Repeat every line of the listing below exactly, minus the pictures.

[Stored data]

########################################

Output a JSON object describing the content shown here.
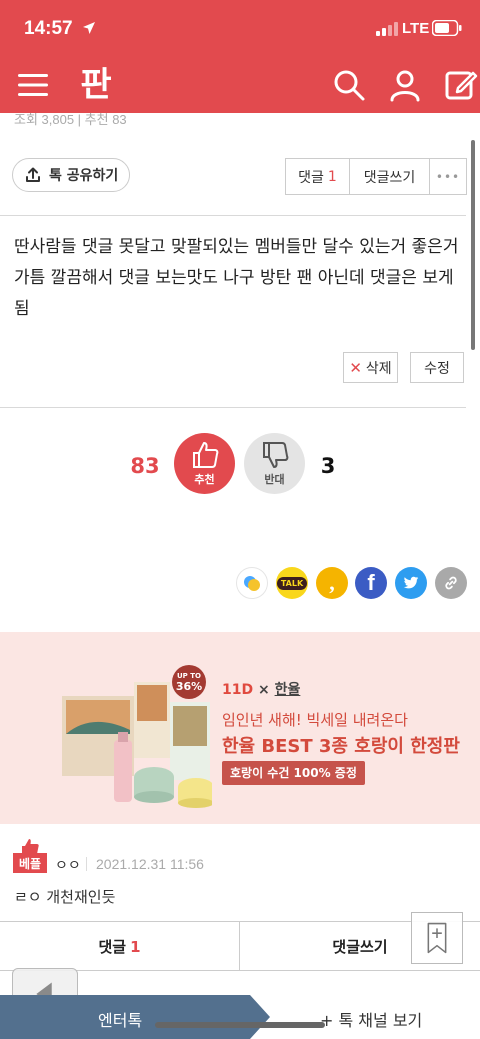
{
  "status": {
    "time": "14:57",
    "network": "LTE"
  },
  "nav": {
    "logo_text": "판"
  },
  "post_meta": {
    "text": "조회 3,805 | 추천 83"
  },
  "toolbar": {
    "share_label": "톡 공유하기",
    "comment_label": "댓글",
    "comment_count": "1",
    "write_label": "댓글쓰기",
    "more_label": "•••"
  },
  "comment": {
    "body": "딴사람들 댓글 못달고 맞팔되있는 멤버들만 달수 있는거 좋은거가틈 깔끔해서 댓글 보는맛도 나구 방탄 팬 아닌데 댓글은 보게됨",
    "delete_label": "삭제",
    "edit_label": "수정"
  },
  "vote": {
    "recommend_count": "83",
    "recommend_label": "추천",
    "oppose_label": "반대",
    "oppose_count": "3"
  },
  "share_icons": {
    "talk_label": "TALK",
    "story_label": ",",
    "facebook_label": "f",
    "icons": [
      "band-icon",
      "kakaotalk-icon",
      "kakaostory-icon",
      "facebook-icon",
      "twitter-icon",
      "link-icon"
    ]
  },
  "ad": {
    "brand_prefix": "11",
    "brand_x": "×",
    "brand_name": "한율",
    "badge_top": "UP TO",
    "badge_pct": "36%",
    "line1": "임인년 새해! 빅세일 내려온다",
    "line2": "한율 BEST 3종 호랑이 한정판",
    "promo": "호랑이 수건 100% 증정"
  },
  "reply": {
    "badge": "베플",
    "author": "ㅇㅇ",
    "date": "2021.12.31 11:56",
    "text": "ㄹㅇ 개천재인듯"
  },
  "bottom_bar": {
    "comment_label": "댓글",
    "comment_count": "1",
    "write_label": "댓글쓰기"
  },
  "footer": {
    "left_label": "엔터톡",
    "right_label": "+ 톡 채널 보기"
  },
  "colors": {
    "brand": "#e24a4e",
    "ad_bg": "#fbe6e3",
    "ad_text": "#d34a3c",
    "footer_tab": "#53708e"
  }
}
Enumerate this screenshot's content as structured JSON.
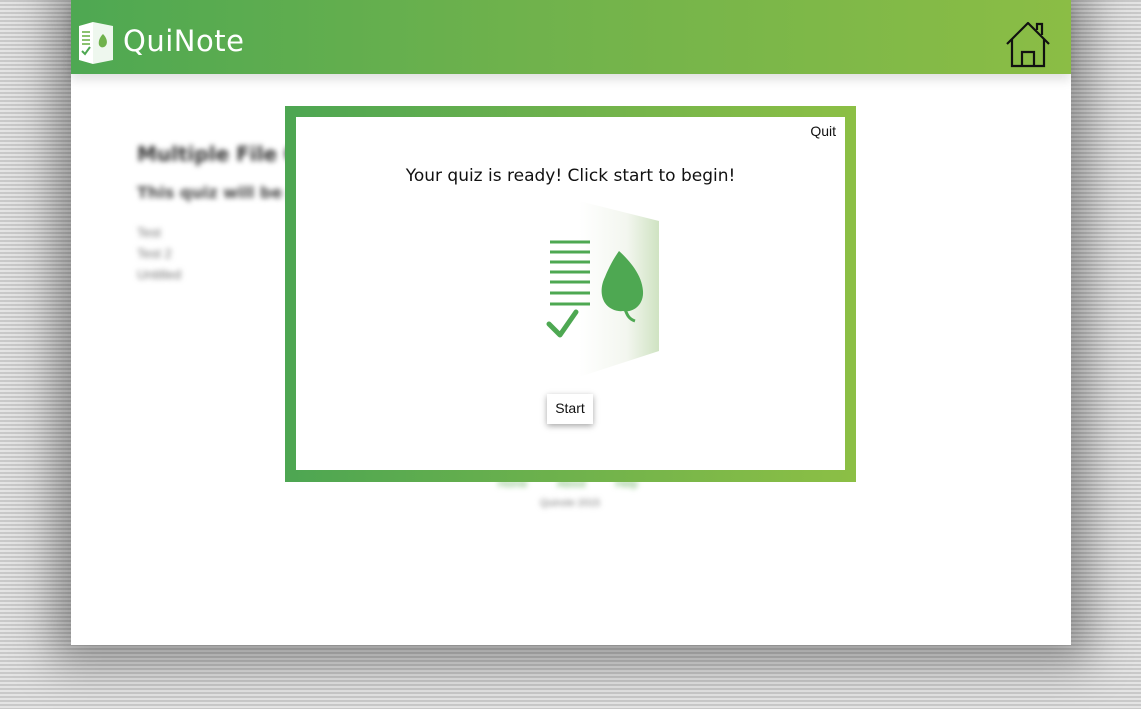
{
  "app": {
    "name": "QuiNote"
  },
  "header": {
    "home_icon": "home-icon",
    "logo_icon": "quinote-logo-icon"
  },
  "page": {
    "title": "Multiple File Q",
    "subtitle": "This quiz will be p",
    "files": [
      "Test",
      "Test 2",
      "Untitled"
    ],
    "footer_links": [
      "Home",
      "About",
      "Help"
    ],
    "footer_copy": "Quinote 2015"
  },
  "modal": {
    "quit_label": "Quit",
    "message": "Your quiz is ready! Click start to begin!",
    "start_label": "Start",
    "illustration_icon": "quiz-note-icon"
  },
  "colors": {
    "brand_green": "#4ea852",
    "brand_lime": "#8bbd45"
  }
}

########################################

The output
Output a JSON object describing the content shown here.
{
  "status": {
    "time": "14:57",
    "network": "LTE"
  },
  "nav": {
    "logo_text": "판"
  },
  "post_meta": {
    "text": "조회 3,805 | 추천 83"
  },
  "toolbar": {
    "share_label": "톡 공유하기",
    "comment_label": "댓글",
    "comment_count": "1",
    "write_label": "댓글쓰기",
    "more_label": "•••"
  },
  "comment": {
    "body": "딴사람들 댓글 못달고 맞팔되있는 멤버들만 달수 있는거 좋은거가틈 깔끔해서 댓글 보는맛도 나구 방탄 팬 아닌데 댓글은 보게됨",
    "delete_label": "삭제",
    "edit_label": "수정"
  },
  "vote": {
    "recommend_count": "83",
    "recommend_label": "추천",
    "oppose_label": "반대",
    "oppose_count": "3"
  },
  "share_icons": {
    "talk_label": "TALK",
    "story_label": ",",
    "facebook_label": "f",
    "icons": [
      "band-icon",
      "kakaotalk-icon",
      "kakaostory-icon",
      "facebook-icon",
      "twitter-icon",
      "link-icon"
    ]
  },
  "ad": {
    "brand_prefix": "11",
    "brand_x": "×",
    "brand_name": "한율",
    "badge_top": "UP TO",
    "badge_pct": "36%",
    "line1": "임인년 새해! 빅세일 내려온다",
    "line2": "한율 BEST 3종 호랑이 한정판",
    "promo": "호랑이 수건 100% 증정"
  },
  "reply": {
    "badge": "베플",
    "author": "ㅇㅇ",
    "date": "2021.12.31 11:56",
    "text": "ㄹㅇ 개천재인듯"
  },
  "bottom_bar": {
    "comment_label": "댓글",
    "comment_count": "1",
    "write_label": "댓글쓰기"
  },
  "footer": {
    "left_label": "엔터톡",
    "right_label": "+ 톡 채널 보기"
  },
  "colors": {
    "brand": "#e24a4e",
    "ad_bg": "#fbe6e3",
    "ad_text": "#d34a3c",
    "footer_tab": "#53708e"
  }
}
Enumerate this screenshot's content as structured JSON.
{
  "app": {
    "name": "QuiNote"
  },
  "header": {
    "home_icon": "home-icon",
    "logo_icon": "quinote-logo-icon"
  },
  "page": {
    "title": "Multiple File Q",
    "subtitle": "This quiz will be p",
    "files": [
      "Test",
      "Test 2",
      "Untitled"
    ],
    "footer_links": [
      "Home",
      "About",
      "Help"
    ],
    "footer_copy": "Quinote 2015"
  },
  "modal": {
    "quit_label": "Quit",
    "message": "Your quiz is ready! Click start to begin!",
    "start_label": "Start",
    "illustration_icon": "quiz-note-icon"
  },
  "colors": {
    "brand_green": "#4ea852",
    "brand_lime": "#8bbd45"
  }
}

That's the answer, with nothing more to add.